Extracted records:
┌────────

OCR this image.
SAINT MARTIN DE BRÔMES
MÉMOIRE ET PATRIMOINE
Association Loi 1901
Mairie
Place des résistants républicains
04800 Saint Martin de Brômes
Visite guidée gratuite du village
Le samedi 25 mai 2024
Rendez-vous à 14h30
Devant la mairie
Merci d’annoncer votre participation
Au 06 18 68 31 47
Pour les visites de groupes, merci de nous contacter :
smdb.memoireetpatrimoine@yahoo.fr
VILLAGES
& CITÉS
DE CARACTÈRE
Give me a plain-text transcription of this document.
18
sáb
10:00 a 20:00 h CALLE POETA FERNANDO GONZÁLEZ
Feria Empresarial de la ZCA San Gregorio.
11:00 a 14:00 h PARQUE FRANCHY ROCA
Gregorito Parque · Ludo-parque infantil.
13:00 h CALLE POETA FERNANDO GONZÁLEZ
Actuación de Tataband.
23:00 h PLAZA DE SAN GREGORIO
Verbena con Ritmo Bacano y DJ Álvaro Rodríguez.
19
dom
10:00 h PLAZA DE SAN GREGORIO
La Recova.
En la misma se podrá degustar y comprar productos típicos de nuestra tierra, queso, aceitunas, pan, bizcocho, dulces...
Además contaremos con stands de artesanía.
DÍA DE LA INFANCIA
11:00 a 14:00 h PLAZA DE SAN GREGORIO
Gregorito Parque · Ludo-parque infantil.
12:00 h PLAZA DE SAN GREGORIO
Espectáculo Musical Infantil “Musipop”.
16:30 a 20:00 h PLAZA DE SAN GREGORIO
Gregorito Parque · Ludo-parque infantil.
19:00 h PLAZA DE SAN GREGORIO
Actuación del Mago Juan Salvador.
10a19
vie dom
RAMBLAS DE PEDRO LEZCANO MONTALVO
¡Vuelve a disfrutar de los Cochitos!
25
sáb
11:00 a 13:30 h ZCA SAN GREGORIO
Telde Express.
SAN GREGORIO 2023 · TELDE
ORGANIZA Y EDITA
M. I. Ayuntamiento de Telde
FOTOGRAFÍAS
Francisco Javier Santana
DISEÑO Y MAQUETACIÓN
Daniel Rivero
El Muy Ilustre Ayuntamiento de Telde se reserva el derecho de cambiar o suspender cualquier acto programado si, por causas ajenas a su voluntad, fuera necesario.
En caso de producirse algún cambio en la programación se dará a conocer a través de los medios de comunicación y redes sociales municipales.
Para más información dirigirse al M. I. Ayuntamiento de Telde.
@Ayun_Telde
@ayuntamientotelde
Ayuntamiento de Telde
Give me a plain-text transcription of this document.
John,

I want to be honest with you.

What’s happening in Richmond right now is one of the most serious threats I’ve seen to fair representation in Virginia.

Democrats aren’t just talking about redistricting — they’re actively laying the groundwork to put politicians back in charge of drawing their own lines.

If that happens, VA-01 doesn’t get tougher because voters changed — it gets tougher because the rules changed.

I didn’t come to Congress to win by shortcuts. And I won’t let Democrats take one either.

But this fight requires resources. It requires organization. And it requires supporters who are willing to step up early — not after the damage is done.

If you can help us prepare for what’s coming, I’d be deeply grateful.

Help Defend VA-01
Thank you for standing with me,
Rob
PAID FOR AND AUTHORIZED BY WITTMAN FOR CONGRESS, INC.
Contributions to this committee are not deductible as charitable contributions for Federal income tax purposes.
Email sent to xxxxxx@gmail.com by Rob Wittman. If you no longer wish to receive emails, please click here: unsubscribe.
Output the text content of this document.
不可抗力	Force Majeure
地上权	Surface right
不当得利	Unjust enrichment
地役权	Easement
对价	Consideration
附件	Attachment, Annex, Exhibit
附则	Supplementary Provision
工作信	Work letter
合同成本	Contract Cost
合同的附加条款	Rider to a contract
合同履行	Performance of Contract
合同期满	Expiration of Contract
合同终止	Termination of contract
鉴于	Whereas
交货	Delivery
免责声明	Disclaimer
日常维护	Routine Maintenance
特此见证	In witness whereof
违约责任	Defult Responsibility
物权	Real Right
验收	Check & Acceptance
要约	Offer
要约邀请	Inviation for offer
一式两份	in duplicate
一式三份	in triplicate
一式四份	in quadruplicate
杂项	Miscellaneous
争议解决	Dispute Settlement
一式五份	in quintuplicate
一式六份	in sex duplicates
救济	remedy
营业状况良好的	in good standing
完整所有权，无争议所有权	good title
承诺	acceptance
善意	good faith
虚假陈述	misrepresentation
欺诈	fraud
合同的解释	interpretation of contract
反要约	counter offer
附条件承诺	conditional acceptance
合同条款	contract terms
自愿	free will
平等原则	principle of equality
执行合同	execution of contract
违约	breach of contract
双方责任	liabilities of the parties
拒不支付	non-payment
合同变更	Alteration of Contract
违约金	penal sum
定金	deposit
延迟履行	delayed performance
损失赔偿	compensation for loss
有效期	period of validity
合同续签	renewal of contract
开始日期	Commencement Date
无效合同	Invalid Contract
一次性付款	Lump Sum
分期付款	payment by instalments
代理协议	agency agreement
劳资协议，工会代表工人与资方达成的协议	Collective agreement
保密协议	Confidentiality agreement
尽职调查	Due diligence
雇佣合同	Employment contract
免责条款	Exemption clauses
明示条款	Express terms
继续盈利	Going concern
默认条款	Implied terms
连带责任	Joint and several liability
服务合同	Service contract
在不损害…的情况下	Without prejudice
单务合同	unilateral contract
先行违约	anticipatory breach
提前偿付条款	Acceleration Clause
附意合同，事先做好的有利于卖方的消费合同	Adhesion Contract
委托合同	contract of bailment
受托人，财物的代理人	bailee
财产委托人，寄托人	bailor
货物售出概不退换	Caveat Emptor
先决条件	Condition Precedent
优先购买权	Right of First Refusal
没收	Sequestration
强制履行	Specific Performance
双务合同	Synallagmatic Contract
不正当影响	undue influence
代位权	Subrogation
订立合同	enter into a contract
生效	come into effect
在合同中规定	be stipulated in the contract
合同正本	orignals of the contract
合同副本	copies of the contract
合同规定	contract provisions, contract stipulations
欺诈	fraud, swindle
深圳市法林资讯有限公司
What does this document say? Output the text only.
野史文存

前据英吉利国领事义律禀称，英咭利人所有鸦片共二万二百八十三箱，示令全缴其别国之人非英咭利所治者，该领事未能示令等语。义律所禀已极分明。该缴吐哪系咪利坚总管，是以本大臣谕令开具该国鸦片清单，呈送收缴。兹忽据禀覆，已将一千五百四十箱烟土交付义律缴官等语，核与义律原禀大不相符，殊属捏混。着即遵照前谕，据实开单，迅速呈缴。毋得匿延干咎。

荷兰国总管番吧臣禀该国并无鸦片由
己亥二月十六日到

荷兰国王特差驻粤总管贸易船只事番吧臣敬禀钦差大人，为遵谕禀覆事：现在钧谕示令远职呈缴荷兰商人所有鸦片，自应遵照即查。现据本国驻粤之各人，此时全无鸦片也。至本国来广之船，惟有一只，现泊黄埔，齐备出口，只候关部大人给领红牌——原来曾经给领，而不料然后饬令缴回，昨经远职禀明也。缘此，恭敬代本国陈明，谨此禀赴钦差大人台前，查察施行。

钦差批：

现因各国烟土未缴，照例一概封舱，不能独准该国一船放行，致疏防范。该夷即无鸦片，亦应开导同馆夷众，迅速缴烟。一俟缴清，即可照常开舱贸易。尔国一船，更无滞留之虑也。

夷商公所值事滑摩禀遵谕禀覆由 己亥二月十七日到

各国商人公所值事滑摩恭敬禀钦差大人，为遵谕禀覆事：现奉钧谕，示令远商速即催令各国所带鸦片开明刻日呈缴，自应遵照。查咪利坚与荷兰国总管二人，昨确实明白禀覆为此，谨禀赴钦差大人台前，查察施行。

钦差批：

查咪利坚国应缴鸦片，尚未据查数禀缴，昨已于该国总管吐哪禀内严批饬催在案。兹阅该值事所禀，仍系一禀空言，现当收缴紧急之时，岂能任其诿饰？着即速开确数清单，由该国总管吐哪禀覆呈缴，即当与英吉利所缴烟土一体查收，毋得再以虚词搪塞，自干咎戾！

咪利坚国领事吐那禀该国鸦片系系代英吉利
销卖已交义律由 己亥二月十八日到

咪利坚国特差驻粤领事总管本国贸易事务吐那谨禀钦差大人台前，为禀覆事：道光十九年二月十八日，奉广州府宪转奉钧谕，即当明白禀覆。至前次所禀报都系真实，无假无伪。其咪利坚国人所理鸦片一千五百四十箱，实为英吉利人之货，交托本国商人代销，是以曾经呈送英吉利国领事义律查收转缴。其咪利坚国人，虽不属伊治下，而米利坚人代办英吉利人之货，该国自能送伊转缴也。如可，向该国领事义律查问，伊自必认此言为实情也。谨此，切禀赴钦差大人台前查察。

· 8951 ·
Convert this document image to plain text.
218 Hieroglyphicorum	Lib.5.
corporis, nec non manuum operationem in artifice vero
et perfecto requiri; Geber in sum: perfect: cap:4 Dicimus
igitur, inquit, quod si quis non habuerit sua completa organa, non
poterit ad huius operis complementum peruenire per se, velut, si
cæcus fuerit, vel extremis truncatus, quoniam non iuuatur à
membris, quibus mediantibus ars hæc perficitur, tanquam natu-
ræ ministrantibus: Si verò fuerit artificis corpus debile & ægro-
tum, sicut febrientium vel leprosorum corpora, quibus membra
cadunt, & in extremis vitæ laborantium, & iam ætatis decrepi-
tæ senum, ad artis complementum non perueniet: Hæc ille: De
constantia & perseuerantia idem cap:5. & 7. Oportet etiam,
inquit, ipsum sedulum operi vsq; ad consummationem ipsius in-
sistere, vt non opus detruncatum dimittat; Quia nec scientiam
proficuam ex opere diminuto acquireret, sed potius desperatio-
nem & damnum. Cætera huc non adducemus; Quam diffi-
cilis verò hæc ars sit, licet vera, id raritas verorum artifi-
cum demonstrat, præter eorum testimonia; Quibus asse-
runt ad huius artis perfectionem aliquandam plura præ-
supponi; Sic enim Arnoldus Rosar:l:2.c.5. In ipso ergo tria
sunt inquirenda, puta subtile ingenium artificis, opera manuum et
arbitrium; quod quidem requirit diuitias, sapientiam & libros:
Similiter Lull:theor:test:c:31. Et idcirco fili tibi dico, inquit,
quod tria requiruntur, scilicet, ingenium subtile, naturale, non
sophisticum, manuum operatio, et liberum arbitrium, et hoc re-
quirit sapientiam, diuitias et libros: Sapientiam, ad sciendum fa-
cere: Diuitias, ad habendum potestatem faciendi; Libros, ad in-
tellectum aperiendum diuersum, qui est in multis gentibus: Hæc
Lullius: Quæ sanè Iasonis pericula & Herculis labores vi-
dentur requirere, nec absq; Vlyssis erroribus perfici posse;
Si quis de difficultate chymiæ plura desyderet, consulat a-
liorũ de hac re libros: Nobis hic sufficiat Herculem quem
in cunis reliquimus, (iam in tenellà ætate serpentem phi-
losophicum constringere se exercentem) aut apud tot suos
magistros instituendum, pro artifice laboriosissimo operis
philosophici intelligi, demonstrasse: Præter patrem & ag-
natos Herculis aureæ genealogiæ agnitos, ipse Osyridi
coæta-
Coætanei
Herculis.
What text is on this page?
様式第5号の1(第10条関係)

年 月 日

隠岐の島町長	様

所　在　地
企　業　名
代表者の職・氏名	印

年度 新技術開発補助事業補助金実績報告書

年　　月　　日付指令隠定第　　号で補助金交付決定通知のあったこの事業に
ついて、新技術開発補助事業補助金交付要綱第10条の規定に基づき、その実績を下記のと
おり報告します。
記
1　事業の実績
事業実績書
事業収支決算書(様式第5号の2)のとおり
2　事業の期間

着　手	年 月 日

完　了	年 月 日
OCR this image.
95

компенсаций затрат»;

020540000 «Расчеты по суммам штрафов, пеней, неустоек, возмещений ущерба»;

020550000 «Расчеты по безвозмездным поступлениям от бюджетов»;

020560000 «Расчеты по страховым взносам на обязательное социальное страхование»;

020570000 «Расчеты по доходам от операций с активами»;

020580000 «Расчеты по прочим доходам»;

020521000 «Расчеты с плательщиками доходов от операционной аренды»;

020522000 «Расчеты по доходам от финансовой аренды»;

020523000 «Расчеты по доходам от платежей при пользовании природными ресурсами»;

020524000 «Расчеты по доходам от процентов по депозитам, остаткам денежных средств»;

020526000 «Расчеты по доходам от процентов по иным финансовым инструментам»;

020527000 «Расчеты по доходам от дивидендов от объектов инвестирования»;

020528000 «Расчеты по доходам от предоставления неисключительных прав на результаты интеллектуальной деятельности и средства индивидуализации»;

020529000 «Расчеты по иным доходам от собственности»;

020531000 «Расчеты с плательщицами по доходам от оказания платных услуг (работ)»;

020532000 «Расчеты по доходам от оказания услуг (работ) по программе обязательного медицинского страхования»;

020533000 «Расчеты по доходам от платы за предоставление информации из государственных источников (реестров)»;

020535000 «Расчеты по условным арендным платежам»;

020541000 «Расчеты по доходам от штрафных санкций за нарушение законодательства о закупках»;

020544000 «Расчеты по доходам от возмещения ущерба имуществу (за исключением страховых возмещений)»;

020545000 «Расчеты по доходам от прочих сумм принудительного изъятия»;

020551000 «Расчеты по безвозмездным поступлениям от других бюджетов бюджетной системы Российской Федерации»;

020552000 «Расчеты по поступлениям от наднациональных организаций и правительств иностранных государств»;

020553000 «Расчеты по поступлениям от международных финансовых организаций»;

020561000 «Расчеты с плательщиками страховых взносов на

└────────

Instructions to follow
Report every line containing the word "document" from the listing above.

Task answer
Give me a plain-text transcription of this document.
Give me a plain-text transcription of this document.
Output the text content of this document.
What does this document say? Output the text only.
Convert this document image to plain text.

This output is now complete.